*Your goal*.
What is the number of lines holding the word "about"? Write that number and nothing else.

*The input*.
::::

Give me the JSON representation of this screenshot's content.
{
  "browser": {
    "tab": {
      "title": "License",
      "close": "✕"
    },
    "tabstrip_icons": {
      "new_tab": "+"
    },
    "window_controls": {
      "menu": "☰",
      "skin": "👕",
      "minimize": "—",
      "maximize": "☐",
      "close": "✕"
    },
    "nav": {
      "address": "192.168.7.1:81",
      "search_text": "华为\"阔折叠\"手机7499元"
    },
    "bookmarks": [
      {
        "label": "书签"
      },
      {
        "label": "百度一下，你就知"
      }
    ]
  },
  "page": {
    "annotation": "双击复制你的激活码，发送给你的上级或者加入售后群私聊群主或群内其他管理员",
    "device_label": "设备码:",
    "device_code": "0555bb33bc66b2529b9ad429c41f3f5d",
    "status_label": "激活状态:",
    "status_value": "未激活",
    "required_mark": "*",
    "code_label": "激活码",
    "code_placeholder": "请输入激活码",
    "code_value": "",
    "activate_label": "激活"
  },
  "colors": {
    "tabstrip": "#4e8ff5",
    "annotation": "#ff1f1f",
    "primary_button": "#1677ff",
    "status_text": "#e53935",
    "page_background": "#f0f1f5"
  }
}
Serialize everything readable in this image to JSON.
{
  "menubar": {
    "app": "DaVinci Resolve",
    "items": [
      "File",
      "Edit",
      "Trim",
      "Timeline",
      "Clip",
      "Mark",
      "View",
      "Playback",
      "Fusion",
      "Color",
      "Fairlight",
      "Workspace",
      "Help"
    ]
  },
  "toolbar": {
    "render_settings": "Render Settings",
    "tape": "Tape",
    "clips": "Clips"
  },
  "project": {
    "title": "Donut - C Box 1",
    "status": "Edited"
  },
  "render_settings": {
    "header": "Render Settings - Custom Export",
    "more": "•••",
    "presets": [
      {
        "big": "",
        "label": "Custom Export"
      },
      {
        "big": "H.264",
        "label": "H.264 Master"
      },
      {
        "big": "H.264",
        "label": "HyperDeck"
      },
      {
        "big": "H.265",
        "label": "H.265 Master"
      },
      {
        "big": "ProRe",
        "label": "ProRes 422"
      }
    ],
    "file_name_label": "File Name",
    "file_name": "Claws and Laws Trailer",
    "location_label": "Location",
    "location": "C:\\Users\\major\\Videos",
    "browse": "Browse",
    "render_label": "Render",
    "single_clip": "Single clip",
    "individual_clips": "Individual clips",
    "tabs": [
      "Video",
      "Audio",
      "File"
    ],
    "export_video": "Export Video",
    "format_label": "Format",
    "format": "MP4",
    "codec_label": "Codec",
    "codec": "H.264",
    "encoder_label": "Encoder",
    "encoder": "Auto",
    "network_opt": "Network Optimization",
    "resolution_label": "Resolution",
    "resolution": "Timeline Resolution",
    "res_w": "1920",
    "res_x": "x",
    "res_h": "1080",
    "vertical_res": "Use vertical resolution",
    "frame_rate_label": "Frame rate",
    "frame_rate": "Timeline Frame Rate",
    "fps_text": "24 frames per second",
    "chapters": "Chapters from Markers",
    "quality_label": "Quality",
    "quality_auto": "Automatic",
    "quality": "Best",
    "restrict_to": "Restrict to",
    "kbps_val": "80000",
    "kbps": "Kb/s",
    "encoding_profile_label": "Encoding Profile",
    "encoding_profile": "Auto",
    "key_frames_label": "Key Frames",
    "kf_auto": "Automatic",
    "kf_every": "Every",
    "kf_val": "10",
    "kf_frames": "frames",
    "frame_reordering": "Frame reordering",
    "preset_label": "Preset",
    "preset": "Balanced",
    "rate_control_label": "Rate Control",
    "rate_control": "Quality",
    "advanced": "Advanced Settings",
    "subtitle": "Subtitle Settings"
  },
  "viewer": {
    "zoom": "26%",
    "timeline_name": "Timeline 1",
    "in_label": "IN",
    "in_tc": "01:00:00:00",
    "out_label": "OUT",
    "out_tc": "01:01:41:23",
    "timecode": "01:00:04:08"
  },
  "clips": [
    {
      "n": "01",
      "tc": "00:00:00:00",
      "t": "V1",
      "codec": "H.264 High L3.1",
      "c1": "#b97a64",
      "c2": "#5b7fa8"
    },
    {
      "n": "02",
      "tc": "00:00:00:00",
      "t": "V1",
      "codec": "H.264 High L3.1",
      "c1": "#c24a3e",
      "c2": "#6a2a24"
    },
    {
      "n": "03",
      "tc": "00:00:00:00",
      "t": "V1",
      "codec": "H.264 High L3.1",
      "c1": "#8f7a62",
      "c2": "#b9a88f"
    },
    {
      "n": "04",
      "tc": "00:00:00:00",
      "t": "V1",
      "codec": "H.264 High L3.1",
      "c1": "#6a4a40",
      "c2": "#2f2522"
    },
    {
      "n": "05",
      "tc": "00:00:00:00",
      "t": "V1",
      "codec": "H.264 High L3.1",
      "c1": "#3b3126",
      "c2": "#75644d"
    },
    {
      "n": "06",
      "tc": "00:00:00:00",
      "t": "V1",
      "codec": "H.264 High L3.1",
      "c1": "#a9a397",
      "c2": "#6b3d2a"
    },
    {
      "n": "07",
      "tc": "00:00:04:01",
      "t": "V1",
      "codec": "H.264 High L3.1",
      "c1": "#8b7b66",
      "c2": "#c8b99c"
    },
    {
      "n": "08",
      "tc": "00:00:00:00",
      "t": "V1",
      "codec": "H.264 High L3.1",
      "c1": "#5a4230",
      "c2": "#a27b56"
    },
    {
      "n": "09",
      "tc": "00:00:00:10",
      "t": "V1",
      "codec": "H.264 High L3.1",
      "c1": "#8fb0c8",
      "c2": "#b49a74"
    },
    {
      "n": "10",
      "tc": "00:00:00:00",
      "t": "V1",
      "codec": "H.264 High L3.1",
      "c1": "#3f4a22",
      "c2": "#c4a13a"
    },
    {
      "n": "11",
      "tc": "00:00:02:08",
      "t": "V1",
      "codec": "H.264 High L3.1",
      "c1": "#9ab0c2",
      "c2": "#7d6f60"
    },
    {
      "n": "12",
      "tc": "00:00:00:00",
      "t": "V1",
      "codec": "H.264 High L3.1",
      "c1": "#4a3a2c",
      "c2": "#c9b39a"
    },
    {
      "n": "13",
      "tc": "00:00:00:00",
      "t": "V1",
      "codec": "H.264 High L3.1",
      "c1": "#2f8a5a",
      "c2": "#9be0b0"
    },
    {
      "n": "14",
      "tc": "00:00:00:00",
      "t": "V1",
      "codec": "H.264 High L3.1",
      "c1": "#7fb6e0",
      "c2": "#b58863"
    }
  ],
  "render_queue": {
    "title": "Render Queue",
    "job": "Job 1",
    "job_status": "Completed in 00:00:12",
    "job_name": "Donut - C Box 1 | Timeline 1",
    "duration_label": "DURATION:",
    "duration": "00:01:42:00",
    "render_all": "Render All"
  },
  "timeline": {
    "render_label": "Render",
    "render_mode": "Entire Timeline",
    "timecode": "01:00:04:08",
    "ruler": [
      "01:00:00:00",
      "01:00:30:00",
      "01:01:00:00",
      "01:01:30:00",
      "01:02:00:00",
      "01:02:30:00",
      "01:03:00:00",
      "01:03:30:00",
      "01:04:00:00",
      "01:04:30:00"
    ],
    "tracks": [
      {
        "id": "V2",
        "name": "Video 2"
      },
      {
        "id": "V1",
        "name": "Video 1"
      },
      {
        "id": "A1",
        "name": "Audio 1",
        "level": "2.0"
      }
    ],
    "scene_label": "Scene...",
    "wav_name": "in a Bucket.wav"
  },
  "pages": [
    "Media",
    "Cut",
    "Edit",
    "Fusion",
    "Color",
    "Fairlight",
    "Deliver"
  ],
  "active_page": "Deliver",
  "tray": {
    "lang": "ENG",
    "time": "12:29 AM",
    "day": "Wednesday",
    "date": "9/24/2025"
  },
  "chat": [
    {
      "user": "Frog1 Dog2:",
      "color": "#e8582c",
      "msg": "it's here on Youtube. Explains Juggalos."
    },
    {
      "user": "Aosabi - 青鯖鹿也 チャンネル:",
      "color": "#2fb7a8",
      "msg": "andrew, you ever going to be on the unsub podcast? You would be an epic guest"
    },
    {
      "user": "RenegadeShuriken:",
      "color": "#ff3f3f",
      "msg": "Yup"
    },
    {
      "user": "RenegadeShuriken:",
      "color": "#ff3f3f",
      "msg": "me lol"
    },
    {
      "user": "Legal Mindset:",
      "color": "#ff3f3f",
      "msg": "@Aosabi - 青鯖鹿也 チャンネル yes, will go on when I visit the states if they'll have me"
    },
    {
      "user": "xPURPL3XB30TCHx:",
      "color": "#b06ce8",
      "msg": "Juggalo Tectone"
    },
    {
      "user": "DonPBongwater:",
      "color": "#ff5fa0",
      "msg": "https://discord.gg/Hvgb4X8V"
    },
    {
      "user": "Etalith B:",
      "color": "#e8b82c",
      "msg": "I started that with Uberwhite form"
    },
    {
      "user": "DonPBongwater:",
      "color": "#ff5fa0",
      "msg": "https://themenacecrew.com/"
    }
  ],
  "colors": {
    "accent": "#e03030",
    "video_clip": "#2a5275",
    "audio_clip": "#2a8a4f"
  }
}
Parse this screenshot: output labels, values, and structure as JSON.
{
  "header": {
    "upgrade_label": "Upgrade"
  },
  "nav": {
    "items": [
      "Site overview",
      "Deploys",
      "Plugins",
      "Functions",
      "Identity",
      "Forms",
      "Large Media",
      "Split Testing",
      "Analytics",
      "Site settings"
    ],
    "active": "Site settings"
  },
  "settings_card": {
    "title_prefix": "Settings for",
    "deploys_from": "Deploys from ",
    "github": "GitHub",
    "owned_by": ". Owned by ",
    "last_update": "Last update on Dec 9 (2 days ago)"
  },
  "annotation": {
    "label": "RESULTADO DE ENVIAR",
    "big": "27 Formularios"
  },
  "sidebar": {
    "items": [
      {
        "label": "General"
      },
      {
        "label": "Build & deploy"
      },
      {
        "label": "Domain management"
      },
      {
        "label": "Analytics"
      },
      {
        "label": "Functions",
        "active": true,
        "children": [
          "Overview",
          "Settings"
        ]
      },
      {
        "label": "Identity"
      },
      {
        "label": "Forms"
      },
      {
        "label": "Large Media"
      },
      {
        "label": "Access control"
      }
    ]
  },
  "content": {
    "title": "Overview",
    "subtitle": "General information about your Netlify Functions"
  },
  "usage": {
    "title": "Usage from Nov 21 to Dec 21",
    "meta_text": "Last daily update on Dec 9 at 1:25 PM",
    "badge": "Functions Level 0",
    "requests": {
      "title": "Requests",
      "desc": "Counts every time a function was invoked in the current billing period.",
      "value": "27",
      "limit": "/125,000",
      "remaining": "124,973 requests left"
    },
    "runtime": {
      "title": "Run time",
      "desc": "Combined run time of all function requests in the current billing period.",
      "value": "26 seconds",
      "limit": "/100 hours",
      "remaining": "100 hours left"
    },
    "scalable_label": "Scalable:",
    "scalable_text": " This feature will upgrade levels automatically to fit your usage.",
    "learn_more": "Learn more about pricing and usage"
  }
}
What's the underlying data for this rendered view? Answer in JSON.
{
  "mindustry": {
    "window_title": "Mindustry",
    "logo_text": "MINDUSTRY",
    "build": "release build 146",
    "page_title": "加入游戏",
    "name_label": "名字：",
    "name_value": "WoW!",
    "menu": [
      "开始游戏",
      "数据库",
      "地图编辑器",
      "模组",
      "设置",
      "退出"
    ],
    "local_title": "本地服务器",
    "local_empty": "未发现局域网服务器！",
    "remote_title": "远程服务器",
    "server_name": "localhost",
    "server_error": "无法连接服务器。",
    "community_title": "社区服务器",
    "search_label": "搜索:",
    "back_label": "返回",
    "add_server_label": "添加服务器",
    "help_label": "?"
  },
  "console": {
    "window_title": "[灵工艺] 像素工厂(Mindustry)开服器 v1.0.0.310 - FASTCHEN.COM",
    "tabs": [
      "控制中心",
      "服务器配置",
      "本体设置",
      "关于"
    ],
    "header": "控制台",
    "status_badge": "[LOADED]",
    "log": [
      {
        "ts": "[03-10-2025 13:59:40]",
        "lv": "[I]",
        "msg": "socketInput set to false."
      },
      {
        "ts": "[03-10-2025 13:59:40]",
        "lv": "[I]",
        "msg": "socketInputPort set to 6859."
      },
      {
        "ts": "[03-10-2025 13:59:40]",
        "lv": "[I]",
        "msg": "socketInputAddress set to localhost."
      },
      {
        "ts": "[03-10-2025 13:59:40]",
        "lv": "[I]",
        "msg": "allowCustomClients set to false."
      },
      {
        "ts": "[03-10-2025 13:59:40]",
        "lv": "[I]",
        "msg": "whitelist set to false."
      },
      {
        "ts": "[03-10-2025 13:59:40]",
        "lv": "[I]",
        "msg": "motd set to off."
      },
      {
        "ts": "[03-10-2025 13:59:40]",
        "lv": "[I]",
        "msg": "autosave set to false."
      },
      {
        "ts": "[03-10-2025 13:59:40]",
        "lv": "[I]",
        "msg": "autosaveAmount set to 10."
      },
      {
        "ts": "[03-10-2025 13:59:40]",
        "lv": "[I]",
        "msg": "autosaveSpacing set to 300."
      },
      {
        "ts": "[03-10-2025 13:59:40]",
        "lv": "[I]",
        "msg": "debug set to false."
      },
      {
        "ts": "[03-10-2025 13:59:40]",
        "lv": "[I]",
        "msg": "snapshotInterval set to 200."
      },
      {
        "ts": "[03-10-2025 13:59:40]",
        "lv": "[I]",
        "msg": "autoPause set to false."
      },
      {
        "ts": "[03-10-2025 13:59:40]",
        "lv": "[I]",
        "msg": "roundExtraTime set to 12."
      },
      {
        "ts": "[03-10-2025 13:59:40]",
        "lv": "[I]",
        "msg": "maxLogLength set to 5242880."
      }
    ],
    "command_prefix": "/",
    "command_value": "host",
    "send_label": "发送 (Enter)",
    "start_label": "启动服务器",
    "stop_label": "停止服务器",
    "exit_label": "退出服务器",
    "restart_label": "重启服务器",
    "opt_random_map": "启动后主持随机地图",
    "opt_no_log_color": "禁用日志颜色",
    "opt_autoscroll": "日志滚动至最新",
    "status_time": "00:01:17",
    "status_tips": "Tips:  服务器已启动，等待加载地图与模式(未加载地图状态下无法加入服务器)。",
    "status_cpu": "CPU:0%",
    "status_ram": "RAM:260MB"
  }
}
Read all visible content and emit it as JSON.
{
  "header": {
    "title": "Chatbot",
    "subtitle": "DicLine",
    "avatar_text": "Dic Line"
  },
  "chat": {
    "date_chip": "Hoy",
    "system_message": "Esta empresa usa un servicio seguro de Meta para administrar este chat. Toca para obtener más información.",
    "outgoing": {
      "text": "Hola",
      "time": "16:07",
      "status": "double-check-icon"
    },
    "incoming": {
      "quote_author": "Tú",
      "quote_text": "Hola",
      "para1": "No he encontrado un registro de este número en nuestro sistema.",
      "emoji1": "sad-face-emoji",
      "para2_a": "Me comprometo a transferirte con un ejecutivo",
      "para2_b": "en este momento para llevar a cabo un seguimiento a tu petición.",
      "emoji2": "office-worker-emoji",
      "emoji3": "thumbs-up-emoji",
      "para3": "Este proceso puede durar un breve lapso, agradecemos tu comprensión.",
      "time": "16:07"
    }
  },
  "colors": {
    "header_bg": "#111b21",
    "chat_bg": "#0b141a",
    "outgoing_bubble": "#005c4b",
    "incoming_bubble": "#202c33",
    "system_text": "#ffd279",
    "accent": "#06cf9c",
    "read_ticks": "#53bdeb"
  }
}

::::

*Answer in full*.
2